OBJECTIVE> All the records that follow need to be reproduced exactly. Omit the images.
▼
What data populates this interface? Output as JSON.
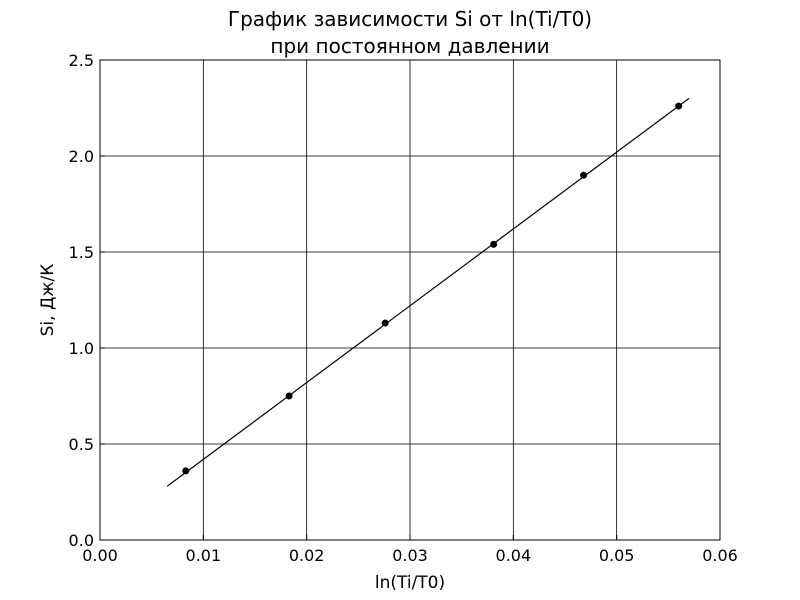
{
  "chart_data": {
    "type": "scatter",
    "title_lines": [
      "График зависимости Si от ln(Ti/T0)",
      "при постоянном давлении"
    ],
    "xlabel": "ln(Ti/T0)",
    "ylabel": "Si, Дж/К",
    "xlim": [
      0.0,
      0.06
    ],
    "ylim": [
      0.0,
      2.5
    ],
    "x_ticks": [
      "0.00",
      "0.01",
      "0.02",
      "0.03",
      "0.04",
      "0.05",
      "0.06"
    ],
    "y_ticks": [
      "0.0",
      "0.5",
      "1.0",
      "1.5",
      "2.0",
      "2.5"
    ],
    "grid": true,
    "points": [
      {
        "x": 0.0083,
        "y": 0.36
      },
      {
        "x": 0.0183,
        "y": 0.75
      },
      {
        "x": 0.0276,
        "y": 1.13
      },
      {
        "x": 0.0381,
        "y": 1.54
      },
      {
        "x": 0.0468,
        "y": 1.9
      },
      {
        "x": 0.056,
        "y": 2.26
      }
    ],
    "fit_line": {
      "x": [
        0.0065,
        0.057
      ],
      "y": [
        0.28,
        2.3
      ]
    },
    "colors": {
      "points": "#000000",
      "line": "#000000",
      "grid": "#000000"
    }
  }
}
▲
THE REPLY>
What data populates this interface? Output as JSON.
{
  "chart_data": {
    "type": "scatter",
    "title_lines": [
      "График зависимости Si от ln(Ti/T0)",
      "при постоянном давлении"
    ],
    "xlabel": "ln(Ti/T0)",
    "ylabel": "Si, Дж/К",
    "xlim": [
      0.0,
      0.06
    ],
    "ylim": [
      0.0,
      2.5
    ],
    "x_ticks": [
      "0.00",
      "0.01",
      "0.02",
      "0.03",
      "0.04",
      "0.05",
      "0.06"
    ],
    "y_ticks": [
      "0.0",
      "0.5",
      "1.0",
      "1.5",
      "2.0",
      "2.5"
    ],
    "grid": true,
    "points": [
      {
        "x": 0.0083,
        "y": 0.36
      },
      {
        "x": 0.0183,
        "y": 0.75
      },
      {
        "x": 0.0276,
        "y": 1.13
      },
      {
        "x": 0.0381,
        "y": 1.54
      },
      {
        "x": 0.0468,
        "y": 1.9
      },
      {
        "x": 0.056,
        "y": 2.26
      }
    ],
    "fit_line": {
      "x": [
        0.0065,
        0.057
      ],
      "y": [
        0.28,
        2.3
      ]
    },
    "colors": {
      "points": "#000000",
      "line": "#000000",
      "grid": "#000000"
    }
  }
}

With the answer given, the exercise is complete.